# Required task
The answer is one number: how many lines in the data below hold "Anfrage".

# Material supplied
-=-=-=-=-

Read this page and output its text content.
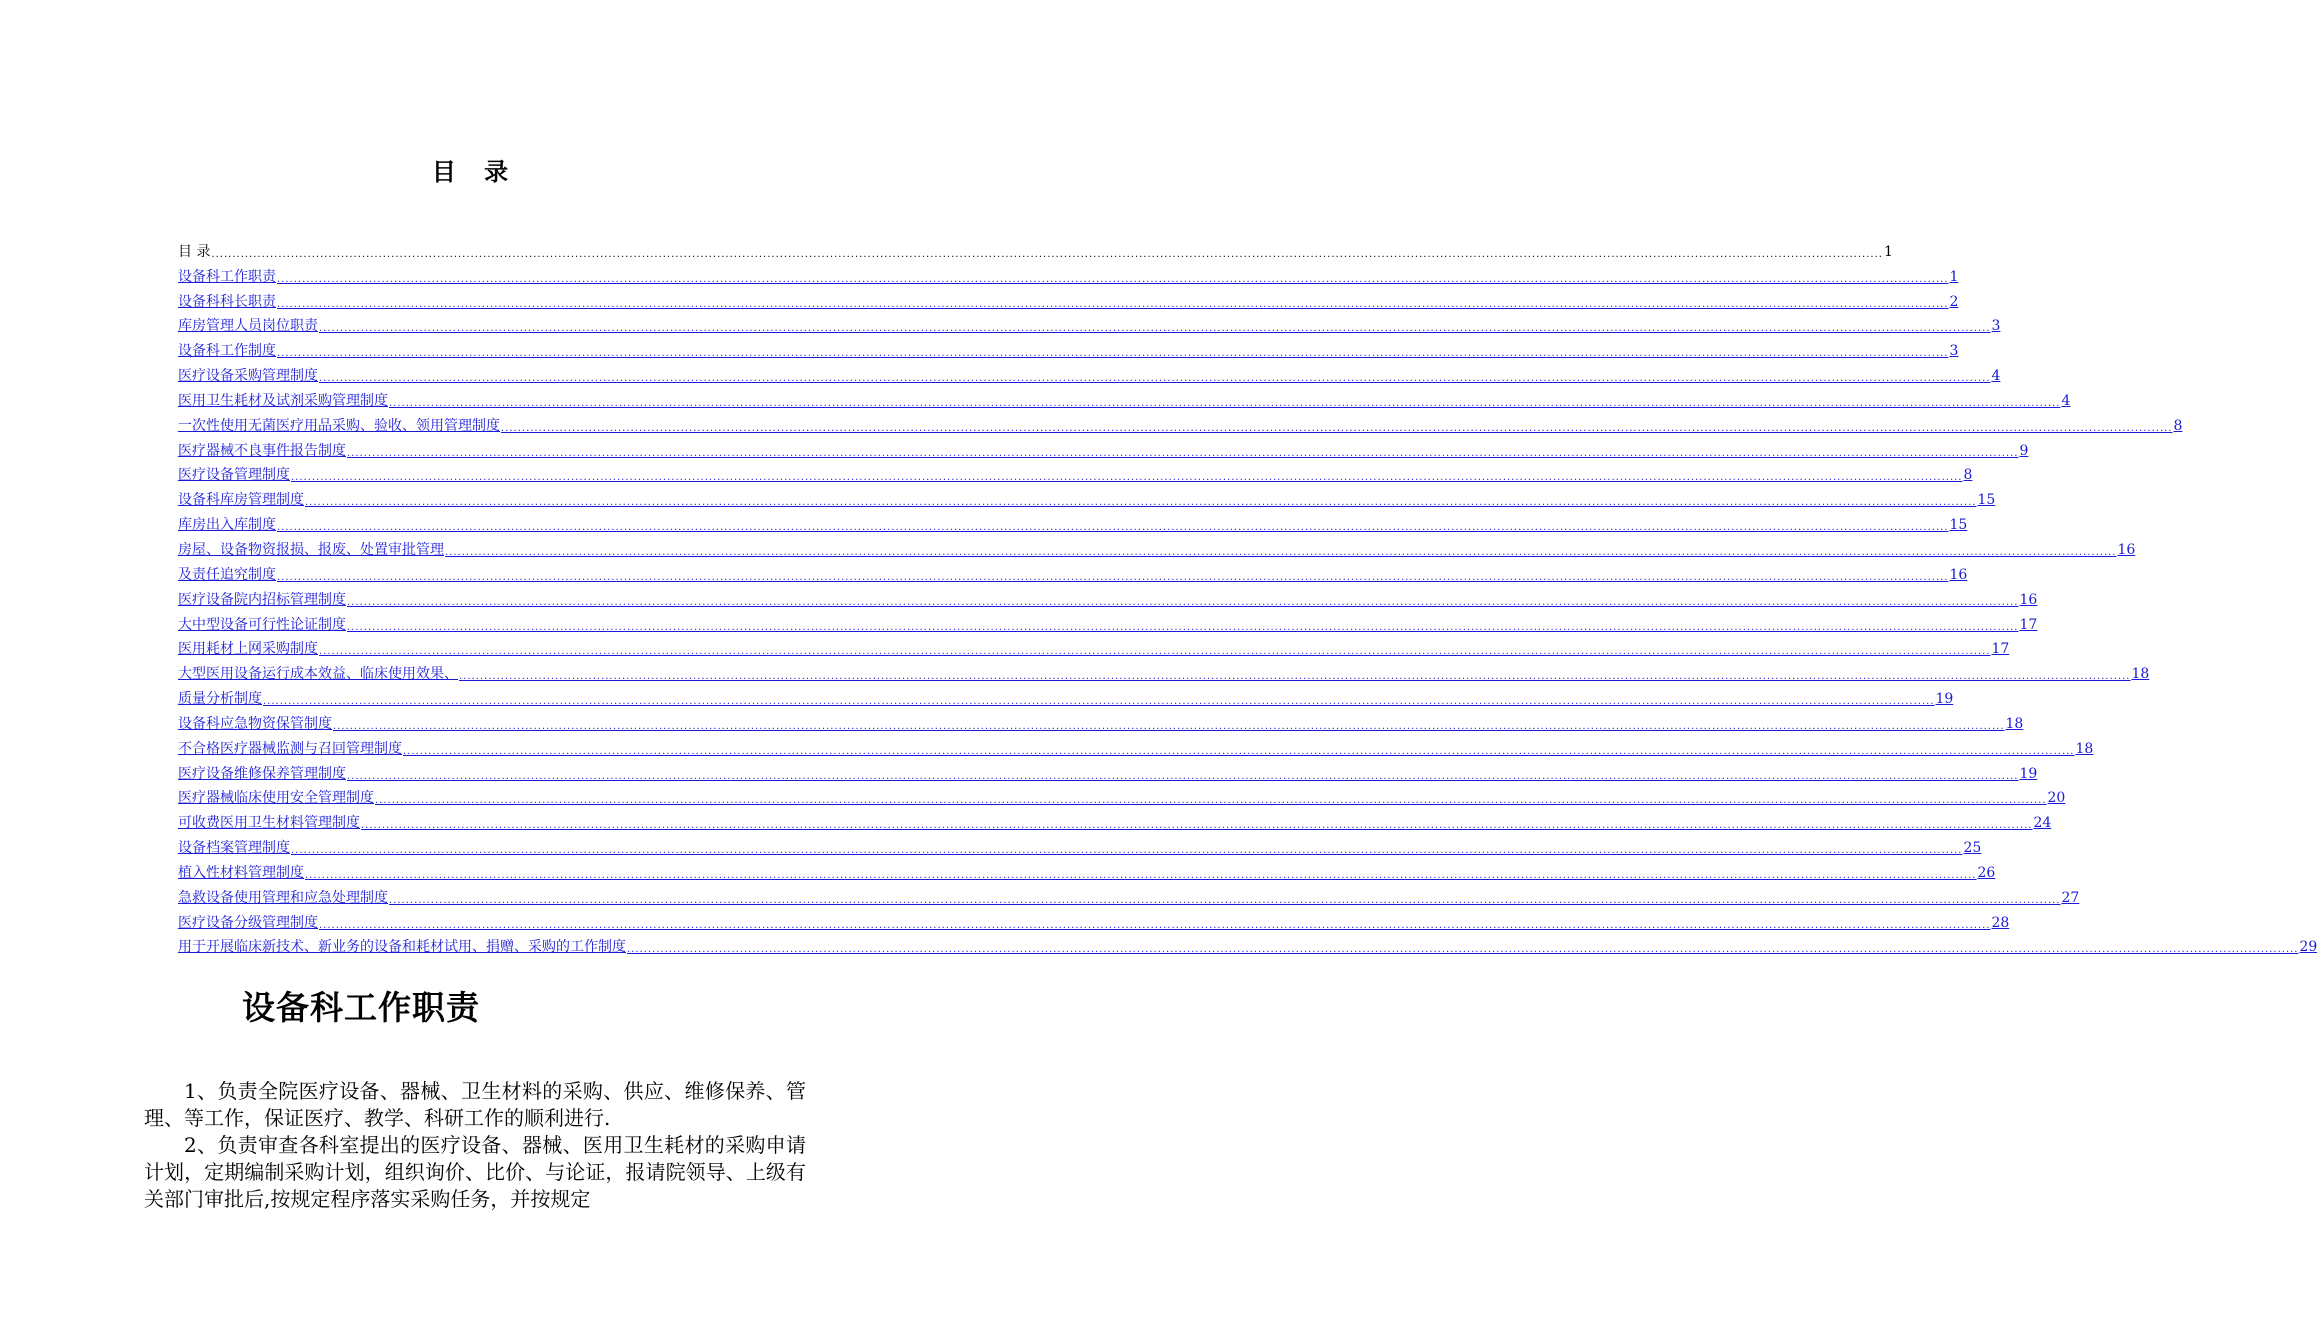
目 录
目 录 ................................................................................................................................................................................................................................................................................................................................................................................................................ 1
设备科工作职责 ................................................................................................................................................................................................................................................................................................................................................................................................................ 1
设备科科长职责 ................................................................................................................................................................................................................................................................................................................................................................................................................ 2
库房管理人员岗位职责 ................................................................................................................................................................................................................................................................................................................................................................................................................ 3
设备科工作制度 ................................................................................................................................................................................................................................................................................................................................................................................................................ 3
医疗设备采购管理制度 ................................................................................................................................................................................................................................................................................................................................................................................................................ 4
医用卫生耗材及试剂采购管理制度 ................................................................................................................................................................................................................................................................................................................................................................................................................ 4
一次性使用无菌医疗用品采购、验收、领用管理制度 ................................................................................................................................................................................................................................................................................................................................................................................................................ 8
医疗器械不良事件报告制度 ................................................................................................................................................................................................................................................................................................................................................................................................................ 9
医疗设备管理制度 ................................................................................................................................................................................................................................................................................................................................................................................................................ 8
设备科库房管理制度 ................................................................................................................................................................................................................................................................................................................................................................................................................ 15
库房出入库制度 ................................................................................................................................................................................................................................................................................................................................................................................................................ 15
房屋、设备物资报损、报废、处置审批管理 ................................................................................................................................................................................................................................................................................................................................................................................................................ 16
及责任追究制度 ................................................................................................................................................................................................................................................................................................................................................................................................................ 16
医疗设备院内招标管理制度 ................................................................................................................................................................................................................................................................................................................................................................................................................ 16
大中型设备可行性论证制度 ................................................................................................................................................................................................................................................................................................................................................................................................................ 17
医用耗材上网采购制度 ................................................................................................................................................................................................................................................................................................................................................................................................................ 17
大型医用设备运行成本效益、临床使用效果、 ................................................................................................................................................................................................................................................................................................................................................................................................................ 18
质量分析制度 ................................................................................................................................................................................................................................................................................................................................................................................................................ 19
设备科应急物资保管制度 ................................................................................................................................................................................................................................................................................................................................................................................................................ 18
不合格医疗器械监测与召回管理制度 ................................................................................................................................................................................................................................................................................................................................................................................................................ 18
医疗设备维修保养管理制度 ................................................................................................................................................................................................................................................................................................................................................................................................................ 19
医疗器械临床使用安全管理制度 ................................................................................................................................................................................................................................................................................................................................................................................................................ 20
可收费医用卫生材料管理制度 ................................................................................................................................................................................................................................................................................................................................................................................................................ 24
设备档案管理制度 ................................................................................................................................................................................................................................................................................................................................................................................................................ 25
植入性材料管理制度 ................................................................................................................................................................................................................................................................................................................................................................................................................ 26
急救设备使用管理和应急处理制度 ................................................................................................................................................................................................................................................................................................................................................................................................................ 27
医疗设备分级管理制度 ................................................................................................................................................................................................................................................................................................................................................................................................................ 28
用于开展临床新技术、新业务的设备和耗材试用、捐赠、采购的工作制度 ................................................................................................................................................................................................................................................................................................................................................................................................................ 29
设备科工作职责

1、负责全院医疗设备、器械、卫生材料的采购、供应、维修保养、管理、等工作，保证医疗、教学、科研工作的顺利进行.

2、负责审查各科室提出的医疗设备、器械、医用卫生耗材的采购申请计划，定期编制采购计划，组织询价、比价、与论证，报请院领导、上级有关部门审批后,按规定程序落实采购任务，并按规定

-=-=-=-=-

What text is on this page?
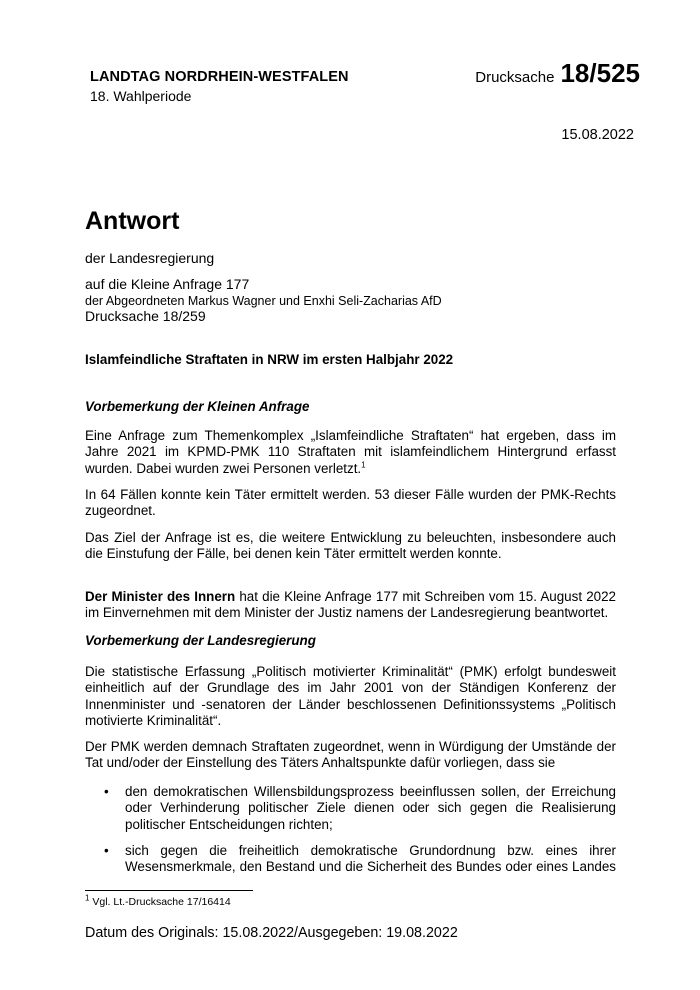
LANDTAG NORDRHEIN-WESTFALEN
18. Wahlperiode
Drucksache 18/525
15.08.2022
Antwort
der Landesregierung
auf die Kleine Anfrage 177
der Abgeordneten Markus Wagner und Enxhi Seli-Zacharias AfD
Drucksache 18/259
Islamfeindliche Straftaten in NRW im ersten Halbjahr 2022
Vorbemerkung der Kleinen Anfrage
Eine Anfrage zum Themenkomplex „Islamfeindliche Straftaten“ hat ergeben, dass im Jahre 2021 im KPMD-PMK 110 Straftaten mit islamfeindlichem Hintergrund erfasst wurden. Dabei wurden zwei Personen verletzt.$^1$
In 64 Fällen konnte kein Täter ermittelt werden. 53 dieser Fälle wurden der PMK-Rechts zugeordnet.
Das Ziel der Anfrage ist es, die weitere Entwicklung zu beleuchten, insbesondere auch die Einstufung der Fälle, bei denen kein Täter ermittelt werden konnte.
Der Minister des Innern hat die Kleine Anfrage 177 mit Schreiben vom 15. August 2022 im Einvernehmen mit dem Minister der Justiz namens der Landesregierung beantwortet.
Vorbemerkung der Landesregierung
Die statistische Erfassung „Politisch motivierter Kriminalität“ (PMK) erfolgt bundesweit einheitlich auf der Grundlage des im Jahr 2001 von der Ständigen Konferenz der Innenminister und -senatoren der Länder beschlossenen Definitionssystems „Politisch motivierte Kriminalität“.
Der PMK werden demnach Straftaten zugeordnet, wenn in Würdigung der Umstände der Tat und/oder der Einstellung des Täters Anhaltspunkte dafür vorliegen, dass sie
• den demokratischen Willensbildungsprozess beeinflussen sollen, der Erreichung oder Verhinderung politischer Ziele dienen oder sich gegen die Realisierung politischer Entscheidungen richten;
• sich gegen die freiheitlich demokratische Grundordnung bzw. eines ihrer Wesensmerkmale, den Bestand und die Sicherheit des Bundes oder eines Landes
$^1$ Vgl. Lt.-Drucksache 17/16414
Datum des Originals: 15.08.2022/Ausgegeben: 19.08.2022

-=-=-=-=-

# Finished exercise
5